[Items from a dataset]
★ ★ ★
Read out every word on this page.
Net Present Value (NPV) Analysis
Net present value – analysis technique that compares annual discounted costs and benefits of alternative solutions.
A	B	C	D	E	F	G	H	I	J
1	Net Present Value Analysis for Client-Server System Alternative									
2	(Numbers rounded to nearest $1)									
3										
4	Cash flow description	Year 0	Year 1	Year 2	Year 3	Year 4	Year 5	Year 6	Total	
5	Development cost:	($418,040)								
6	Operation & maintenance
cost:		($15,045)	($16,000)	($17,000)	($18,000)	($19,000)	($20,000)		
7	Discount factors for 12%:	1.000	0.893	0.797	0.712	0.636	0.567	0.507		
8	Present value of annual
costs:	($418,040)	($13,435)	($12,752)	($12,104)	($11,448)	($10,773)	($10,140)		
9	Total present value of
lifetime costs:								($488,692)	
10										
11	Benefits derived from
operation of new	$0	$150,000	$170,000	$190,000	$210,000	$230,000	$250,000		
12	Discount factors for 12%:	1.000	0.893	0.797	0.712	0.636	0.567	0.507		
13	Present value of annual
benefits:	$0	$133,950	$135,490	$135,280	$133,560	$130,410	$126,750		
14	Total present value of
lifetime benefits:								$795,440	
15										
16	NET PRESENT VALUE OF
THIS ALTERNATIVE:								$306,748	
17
★ ★ ★
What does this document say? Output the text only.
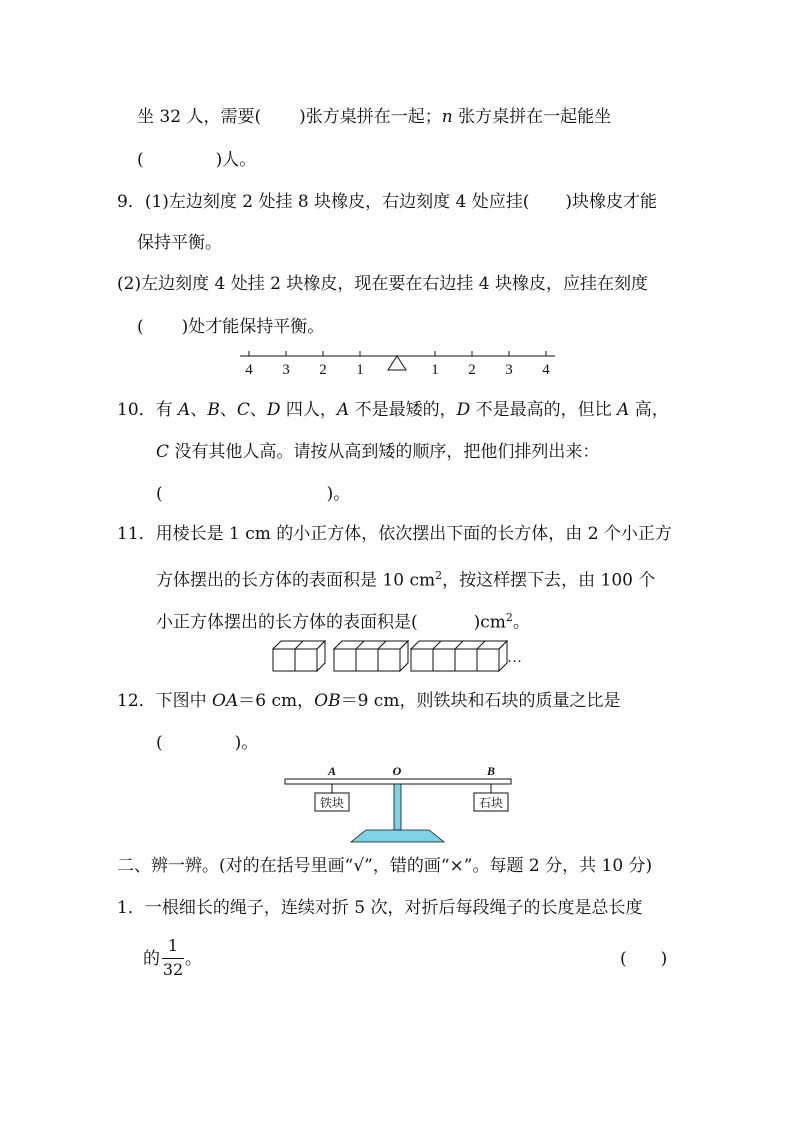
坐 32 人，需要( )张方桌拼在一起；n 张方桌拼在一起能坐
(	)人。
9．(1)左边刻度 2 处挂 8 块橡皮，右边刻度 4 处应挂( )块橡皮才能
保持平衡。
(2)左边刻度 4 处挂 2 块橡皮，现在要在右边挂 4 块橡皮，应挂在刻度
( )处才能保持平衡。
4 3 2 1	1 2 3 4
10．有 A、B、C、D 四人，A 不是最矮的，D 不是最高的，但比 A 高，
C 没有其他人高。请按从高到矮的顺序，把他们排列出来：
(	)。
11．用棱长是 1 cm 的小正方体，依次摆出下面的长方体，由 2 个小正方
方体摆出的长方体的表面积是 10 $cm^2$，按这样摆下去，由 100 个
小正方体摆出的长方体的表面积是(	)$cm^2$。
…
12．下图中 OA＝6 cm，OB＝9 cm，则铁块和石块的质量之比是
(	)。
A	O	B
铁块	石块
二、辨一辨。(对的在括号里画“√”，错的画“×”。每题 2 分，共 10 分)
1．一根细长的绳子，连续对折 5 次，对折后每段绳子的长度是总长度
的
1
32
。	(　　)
★ ★ ★
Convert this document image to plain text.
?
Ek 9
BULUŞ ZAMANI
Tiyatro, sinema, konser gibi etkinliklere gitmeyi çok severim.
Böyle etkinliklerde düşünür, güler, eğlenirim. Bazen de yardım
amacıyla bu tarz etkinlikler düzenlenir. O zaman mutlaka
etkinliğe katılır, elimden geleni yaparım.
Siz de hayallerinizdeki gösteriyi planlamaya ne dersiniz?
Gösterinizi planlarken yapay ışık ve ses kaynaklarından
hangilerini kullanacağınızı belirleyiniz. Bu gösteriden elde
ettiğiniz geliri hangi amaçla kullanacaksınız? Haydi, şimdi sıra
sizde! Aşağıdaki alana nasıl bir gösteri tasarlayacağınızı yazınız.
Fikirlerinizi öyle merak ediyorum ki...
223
★ ★ ★
■ Written request:
Collect the lines of the data that carry the word "Total".

■ Answer for the task:
4	Cash flow description	Year 0	Year 1	Year 2	Year 3	Year 4	Year 5	Year 6	Total	
9	Total present value of
14	Total present value of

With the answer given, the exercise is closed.